Extend the piece below on the shutdown of the Medicine Hat station CHAT-TV, picking up right after its last sentence.

» **Selected extract**

:::::

It is also why I have precisely zero surprise whenever I see these same TV stations either get themselves in financial trouble or are forced to shut down due to financial problems. As audiences increasingly move online only, audiences for traditional outlets dwindle due to the technological change that has been happening over the last 20+ years. One station that recently shut down was CHAT-TV in Medicine Hat Alberta. From the CBC:
A southern Alberta television station is going off the air after nearly seven decades, the parent company said Tuesday in a statement.
“It is with heavy hearts that we announce the closure of CHAT-TV, a trusted local television station that has served the Medicine Hat community for the past 68 years,” Pattison Media said in a post published on Chat News Today.
The Kamloops, B.C.-based media company cited operational losses, economic pressures, and reduced support for local television as the main reasons for the closure, while expressing regret.
“We’ve tried to hang on as long as we possibly could,” Pattison Media president Rod Schween told CBC News in a phone interview Tuesday.
“Revenue here has been very challenging for a long period of time and COVID only made that worse.”
Schween said the writing was on the wall some time ago.
“We made a decision a couple of years ago to keep going, to give it a little more time to see if it would turn around but we just don’t see where this operation would ever get back to even a break even standpoint, never mind something we thought was viable in the long run.”
The statement that was made cited, surprise surprise, dwindling audiences as one of the reasons for the closure:
It is with heavy hearts that we announce the closure of CHAT-TV, a trusted local television station that has served the Medicine Hat community for the past 68 years. This decision was not made lightly, as we have explored every possible avenue to sustain operations. However, due to the contraction of support for local television, intense economic pressures, and continued operational losses, we have reached the difficult yet necessary conclusion that CHAT-TV can no longer continue its broadcast operations.

:::::

» **Entries shown**
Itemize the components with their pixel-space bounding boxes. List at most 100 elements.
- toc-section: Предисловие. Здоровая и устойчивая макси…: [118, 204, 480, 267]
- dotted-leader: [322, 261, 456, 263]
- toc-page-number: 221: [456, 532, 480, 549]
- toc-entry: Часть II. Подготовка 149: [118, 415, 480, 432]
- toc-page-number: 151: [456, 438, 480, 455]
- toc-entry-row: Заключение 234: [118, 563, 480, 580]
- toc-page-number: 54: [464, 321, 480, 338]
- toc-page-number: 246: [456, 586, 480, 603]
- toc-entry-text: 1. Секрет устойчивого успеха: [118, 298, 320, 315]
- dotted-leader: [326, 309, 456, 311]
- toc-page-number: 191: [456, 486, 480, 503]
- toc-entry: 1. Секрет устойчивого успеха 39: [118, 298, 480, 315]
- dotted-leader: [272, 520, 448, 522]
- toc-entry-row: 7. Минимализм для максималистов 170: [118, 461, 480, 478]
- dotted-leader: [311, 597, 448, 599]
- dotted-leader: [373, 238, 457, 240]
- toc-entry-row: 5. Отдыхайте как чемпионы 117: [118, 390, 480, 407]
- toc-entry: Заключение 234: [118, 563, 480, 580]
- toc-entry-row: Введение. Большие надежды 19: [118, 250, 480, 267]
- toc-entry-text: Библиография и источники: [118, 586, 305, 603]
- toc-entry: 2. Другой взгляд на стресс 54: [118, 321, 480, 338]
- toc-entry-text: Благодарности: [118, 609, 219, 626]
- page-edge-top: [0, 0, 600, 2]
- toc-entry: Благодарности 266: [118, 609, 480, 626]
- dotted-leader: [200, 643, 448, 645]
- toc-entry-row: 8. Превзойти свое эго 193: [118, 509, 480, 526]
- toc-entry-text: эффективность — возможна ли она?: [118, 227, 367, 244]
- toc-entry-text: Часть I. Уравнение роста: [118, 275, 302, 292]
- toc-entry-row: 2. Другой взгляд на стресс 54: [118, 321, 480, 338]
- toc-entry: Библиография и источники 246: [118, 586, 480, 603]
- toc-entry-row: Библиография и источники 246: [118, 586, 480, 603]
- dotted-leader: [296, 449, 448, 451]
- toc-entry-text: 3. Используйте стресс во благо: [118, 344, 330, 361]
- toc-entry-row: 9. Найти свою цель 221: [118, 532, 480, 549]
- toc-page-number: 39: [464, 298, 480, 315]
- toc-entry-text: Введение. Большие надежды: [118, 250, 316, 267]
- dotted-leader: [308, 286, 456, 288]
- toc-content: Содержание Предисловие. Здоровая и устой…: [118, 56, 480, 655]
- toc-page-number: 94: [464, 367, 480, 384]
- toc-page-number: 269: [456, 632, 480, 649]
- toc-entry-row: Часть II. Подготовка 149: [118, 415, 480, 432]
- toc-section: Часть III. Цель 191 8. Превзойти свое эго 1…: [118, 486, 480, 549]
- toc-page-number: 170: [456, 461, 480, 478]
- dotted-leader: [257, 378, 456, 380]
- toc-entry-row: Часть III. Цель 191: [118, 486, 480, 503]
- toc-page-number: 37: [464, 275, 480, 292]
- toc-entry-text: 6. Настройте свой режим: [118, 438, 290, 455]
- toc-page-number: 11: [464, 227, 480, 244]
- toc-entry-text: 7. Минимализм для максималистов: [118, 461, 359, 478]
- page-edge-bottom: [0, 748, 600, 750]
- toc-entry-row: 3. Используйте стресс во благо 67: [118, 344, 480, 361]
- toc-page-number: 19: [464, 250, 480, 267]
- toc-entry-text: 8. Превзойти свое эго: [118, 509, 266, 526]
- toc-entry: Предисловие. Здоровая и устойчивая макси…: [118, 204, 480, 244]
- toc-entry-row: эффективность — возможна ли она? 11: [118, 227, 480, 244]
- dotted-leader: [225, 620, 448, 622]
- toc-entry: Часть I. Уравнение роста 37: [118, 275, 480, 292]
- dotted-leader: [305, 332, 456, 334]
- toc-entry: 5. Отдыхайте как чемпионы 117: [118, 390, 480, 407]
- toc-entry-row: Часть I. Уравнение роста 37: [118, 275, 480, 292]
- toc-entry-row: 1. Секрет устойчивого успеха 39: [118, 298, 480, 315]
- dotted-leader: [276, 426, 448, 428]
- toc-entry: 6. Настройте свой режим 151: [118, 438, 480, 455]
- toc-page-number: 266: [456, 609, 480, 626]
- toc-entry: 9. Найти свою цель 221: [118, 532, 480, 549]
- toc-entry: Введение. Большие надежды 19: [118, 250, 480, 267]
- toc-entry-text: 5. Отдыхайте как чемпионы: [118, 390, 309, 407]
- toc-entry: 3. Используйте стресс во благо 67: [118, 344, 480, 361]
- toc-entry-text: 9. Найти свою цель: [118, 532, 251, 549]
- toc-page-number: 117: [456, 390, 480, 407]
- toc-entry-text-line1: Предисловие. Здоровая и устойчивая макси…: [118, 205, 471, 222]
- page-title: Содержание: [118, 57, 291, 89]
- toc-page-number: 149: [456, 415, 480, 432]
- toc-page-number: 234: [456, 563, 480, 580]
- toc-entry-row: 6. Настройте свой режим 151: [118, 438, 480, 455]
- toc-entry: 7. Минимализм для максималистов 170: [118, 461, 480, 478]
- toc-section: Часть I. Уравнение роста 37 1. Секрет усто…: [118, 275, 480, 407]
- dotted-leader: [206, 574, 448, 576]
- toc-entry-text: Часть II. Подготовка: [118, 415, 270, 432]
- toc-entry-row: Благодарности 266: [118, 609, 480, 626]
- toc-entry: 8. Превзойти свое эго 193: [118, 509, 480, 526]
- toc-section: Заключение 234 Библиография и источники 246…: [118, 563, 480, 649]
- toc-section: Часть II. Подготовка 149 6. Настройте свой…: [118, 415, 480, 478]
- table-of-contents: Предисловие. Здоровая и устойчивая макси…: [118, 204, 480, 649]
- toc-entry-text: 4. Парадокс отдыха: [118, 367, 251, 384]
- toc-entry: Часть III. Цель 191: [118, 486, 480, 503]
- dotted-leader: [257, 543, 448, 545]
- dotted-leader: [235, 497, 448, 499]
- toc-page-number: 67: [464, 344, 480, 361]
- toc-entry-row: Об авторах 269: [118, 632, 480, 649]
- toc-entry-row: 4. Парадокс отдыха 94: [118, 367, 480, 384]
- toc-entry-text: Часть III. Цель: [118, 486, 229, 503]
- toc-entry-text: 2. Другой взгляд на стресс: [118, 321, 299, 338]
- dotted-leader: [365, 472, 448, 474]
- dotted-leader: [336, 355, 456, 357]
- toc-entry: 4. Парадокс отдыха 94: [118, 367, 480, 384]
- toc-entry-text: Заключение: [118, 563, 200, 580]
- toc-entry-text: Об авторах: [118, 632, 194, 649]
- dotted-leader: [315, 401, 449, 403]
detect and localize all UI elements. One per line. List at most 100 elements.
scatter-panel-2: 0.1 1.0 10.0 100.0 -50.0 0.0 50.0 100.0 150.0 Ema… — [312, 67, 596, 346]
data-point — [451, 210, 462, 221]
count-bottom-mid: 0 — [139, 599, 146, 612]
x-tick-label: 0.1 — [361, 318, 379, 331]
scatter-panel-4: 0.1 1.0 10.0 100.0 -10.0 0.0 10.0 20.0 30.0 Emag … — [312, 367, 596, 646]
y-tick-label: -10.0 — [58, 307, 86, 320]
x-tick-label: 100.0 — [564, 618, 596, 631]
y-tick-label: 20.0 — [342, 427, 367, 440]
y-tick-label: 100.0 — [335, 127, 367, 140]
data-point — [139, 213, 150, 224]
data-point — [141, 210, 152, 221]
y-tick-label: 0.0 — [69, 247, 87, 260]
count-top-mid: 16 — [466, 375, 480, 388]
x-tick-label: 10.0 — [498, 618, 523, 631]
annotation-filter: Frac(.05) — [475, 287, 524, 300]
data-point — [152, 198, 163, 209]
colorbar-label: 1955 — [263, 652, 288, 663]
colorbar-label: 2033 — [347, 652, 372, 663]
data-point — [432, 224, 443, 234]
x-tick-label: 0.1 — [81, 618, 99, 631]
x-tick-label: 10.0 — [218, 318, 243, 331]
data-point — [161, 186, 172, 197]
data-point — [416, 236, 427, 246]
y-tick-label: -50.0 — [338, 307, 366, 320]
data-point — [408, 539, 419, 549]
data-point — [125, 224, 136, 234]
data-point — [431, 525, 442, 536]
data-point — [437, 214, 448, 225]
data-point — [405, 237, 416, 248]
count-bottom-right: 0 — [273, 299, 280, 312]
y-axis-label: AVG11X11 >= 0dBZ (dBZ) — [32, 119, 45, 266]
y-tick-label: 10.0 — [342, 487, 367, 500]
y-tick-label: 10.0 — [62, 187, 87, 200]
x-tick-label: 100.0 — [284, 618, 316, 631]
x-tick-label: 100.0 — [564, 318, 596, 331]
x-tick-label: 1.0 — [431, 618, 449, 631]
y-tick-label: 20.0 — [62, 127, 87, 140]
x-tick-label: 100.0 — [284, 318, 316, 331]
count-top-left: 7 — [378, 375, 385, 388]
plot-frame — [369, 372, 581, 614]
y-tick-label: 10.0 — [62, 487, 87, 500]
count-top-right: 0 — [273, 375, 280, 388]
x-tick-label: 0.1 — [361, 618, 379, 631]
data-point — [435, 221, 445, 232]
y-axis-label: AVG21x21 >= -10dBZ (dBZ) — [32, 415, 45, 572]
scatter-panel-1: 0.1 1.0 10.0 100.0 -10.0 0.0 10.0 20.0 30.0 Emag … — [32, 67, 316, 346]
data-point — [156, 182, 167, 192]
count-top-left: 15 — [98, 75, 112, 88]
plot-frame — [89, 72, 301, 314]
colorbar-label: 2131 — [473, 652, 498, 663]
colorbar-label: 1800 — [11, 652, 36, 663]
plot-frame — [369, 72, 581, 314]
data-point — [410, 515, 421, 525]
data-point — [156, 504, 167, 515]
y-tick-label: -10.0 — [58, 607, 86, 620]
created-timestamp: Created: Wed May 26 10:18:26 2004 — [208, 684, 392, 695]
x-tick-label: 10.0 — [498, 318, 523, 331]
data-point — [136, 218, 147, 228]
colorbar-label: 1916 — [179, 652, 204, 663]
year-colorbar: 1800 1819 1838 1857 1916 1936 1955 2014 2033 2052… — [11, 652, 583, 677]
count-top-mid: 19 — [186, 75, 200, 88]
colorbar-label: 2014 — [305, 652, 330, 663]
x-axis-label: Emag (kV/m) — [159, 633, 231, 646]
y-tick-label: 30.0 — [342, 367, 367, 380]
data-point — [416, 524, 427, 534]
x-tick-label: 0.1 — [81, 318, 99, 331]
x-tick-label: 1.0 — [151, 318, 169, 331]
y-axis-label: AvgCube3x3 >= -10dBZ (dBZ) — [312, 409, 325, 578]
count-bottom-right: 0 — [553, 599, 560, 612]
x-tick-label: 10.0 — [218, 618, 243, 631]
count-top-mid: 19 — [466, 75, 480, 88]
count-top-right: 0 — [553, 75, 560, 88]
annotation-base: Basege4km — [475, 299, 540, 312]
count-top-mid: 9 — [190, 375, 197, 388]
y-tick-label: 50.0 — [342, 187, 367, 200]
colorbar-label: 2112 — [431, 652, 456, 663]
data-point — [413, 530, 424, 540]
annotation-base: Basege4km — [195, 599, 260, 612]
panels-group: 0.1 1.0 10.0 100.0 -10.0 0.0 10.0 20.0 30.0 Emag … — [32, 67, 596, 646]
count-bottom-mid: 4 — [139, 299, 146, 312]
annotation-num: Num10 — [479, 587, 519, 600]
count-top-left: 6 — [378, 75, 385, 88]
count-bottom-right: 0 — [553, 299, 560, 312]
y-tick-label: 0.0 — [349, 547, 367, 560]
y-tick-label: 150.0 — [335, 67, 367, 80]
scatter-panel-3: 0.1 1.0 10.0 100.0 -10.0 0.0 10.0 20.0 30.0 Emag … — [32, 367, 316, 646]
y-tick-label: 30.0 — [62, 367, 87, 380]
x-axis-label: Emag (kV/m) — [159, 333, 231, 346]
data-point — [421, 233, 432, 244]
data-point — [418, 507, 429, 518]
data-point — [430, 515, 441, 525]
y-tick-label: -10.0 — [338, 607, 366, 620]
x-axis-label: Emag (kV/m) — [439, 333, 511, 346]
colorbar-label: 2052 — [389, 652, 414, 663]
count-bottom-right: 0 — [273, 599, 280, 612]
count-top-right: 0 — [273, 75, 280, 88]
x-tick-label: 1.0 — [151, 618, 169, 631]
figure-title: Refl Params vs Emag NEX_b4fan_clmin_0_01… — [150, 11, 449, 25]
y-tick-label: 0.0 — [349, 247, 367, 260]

:::::

» **Result**
Despite employing a variety of efficiency measures and, the financial challenges facing CHAT-TV have proven insurmountable. The local television landscape has undergone significant changes in recent years, leading to diminishing economic viability. These challenges have placed an unsustainable strain on CHAT-TV’s ability to continue fulfilling its mission of delivering impactful news stories to Medicine Hat and surrounding communities.
So, they tried to hold out for as long as possible, hoping for a turnaround that never came, and that led to what we see today.
I know there are those that argued that the Online News Act, which was always a sham and a shakedown, was supposed to be what saves the industry. Clearly, the implementation of that didn’t save this station either – not that this is really a surprise given that it is more focused on shovelling money to the largest stations while leaving everyone else, at best, with scraps. If anything, the Online News Act likely hurt stations like CHAT-TV with Meta being forced to drop news links altogether, slicing off a major avenue for news organizations to reach their audiences. So, I sincerely doubt that helped the cause of CHAT-TV, either.
So, business as usual and scoffing at the internet has, once again, ended in tears. I doubt this will be a big wake-up call for the surviving TV stations to start treating the web seriously, but personally, I think it should. Still, I wouldn’t be surprised if other closures happen further down the road after the media types got everything they demanded from a legislative front.